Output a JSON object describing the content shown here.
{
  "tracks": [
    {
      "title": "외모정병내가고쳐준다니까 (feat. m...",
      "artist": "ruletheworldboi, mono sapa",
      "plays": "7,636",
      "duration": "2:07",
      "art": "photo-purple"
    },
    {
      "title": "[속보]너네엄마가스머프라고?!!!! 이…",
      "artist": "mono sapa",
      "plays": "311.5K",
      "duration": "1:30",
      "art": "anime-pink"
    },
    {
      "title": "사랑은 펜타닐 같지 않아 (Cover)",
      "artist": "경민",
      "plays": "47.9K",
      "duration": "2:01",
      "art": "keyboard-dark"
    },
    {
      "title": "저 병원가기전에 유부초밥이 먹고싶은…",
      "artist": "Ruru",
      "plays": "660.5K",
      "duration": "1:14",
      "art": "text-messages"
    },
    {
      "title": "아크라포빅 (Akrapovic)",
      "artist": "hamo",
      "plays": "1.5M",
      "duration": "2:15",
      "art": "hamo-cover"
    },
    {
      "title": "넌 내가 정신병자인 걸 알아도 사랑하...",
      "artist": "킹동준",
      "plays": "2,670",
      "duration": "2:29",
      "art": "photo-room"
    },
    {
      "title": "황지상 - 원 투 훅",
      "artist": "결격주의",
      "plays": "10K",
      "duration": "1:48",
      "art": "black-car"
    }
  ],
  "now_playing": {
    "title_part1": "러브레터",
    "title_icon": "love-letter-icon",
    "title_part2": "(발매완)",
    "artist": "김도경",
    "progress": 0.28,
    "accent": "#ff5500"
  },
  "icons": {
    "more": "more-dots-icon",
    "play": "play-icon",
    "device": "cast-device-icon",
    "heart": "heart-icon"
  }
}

+ + + + + + +

▸ Exercise instructions:
Check the data for the word "plays" and pull out the lines that have it.

▸ The output:
      "plays": "7,636",
      "plays": "311.5K",
      "plays": "47.9K",
      "plays": "660.5K",
      "plays": "1.5M",
      "plays": "2,670",
      "plays": "10K",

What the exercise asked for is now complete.